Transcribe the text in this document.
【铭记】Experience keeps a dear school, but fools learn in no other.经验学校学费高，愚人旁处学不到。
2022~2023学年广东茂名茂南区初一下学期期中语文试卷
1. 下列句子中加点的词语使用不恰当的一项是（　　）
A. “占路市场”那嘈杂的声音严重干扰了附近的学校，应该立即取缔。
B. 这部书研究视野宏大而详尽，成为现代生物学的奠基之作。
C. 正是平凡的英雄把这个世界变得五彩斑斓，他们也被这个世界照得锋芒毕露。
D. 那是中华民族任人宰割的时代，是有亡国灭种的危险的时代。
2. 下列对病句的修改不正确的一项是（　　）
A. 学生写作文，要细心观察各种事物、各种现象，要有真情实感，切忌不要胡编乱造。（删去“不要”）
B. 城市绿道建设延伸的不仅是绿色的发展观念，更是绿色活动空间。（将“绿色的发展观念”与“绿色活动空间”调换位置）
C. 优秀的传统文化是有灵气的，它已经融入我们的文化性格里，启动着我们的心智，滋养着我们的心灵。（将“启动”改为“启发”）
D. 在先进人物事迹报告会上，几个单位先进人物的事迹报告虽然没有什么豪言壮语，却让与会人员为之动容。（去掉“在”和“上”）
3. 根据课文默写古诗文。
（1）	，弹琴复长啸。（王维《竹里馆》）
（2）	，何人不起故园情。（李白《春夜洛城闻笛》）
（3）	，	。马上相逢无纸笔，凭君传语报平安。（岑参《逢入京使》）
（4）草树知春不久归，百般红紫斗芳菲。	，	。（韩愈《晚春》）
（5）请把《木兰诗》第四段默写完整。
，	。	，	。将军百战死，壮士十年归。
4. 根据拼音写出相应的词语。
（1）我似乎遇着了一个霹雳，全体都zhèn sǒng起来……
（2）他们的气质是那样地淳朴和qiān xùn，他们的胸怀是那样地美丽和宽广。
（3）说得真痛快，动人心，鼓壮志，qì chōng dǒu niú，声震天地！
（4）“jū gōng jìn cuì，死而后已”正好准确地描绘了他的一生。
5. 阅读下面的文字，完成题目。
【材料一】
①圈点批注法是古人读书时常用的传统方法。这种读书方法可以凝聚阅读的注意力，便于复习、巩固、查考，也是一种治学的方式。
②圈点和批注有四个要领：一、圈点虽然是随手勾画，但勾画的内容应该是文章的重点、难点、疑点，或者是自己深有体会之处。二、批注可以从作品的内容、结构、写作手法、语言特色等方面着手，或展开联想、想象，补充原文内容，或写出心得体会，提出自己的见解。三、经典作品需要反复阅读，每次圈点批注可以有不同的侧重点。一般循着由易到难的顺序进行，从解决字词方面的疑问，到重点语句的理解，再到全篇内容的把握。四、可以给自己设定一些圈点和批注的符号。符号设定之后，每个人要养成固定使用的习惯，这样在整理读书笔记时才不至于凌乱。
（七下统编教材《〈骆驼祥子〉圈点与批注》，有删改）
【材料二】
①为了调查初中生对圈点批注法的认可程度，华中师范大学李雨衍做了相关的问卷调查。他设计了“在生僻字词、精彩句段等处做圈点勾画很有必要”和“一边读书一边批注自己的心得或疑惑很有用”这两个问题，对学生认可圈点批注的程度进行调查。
---*---
**THE EXERCISE**
All of the material above needs to be copied exactly.

**ANSWER BELOW**
Transcribe the text in this document.
【铭记】Experience keeps a dear school, but fools learn in no other.经验学校学费高，愚人旁处学不到。
2022~2023学年广东茂名茂南区初一下学期期中语文试卷
1. 下列句子中加点的词语使用不恰当的一项是（　　）
A. “占路市场”那嘈杂的声音严重干扰了附近的学校，应该立即取缔。
B. 这部书研究视野宏大而详尽，成为现代生物学的奠基之作。
C. 正是平凡的英雄把这个世界变得五彩斑斓，他们也被这个世界照得锋芒毕露。
D. 那是中华民族任人宰割的时代，是有亡国灭种的危险的时代。
2. 下列对病句的修改不正确的一项是（　　）
A. 学生写作文，要细心观察各种事物、各种现象，要有真情实感，切忌不要胡编乱造。（删去“不要”）
B. 城市绿道建设延伸的不仅是绿色的发展观念，更是绿色活动空间。（将“绿色的发展观念”与“绿色活动空间”调换位置）
C. 优秀的传统文化是有灵气的，它已经融入我们的文化性格里，启动着我们的心智，滋养着我们的心灵。（将“启动”改为“启发”）
D. 在先进人物事迹报告会上，几个单位先进人物的事迹报告虽然没有什么豪言壮语，却让与会人员为之动容。（去掉“在”和“上”）
3. 根据课文默写古诗文。
（1）	，弹琴复长啸。（王维《竹里馆》）
（2）	，何人不起故园情。（李白《春夜洛城闻笛》）
（3）	，	。马上相逢无纸笔，凭君传语报平安。（岑参《逢入京使》）
（4）草树知春不久归，百般红紫斗芳菲。	，	。（韩愈《晚春》）
（5）请把《木兰诗》第四段默写完整。
，	。	，	。将军百战死，壮士十年归。
4. 根据拼音写出相应的词语。
（1）我似乎遇着了一个霹雳，全体都zhèn sǒng起来……
（2）他们的气质是那样地淳朴和qiān xùn，他们的胸怀是那样地美丽和宽广。
（3）说得真痛快，动人心，鼓壮志，qì chōng dǒu niú，声震天地！
（4）“jū gōng jìn cuì，死而后已”正好准确地描绘了他的一生。
5. 阅读下面的文字，完成题目。
【材料一】
①圈点批注法是古人读书时常用的传统方法。这种读书方法可以凝聚阅读的注意力，便于复习、巩固、查考，也是一种治学的方式。
②圈点和批注有四个要领：一、圈点虽然是随手勾画，但勾画的内容应该是文章的重点、难点、疑点，或者是自己深有体会之处。二、批注可以从作品的内容、结构、写作手法、语言特色等方面着手，或展开联想、想象，补充原文内容，或写出心得体会，提出自己的见解。三、经典作品需要反复阅读，每次圈点批注可以有不同的侧重点。一般循着由易到难的顺序进行，从解决字词方面的疑问，到重点语句的理解，再到全篇内容的把握。四、可以给自己设定一些圈点和批注的符号。符号设定之后，每个人要养成固定使用的习惯，这样在整理读书笔记时才不至于凌乱。
（七下统编教材《〈骆驼祥子〉圈点与批注》，有删改）
【材料二】
①为了调查初中生对圈点批注法的认可程度，华中师范大学李雨衍做了相关的问卷调查。他设计了“在生僻字词、精彩句段等处做圈点勾画很有必要”和“一边读书一边批注自己的心得或疑惑很有用”这两个问题，对学生认可圈点批注的程度进行调查。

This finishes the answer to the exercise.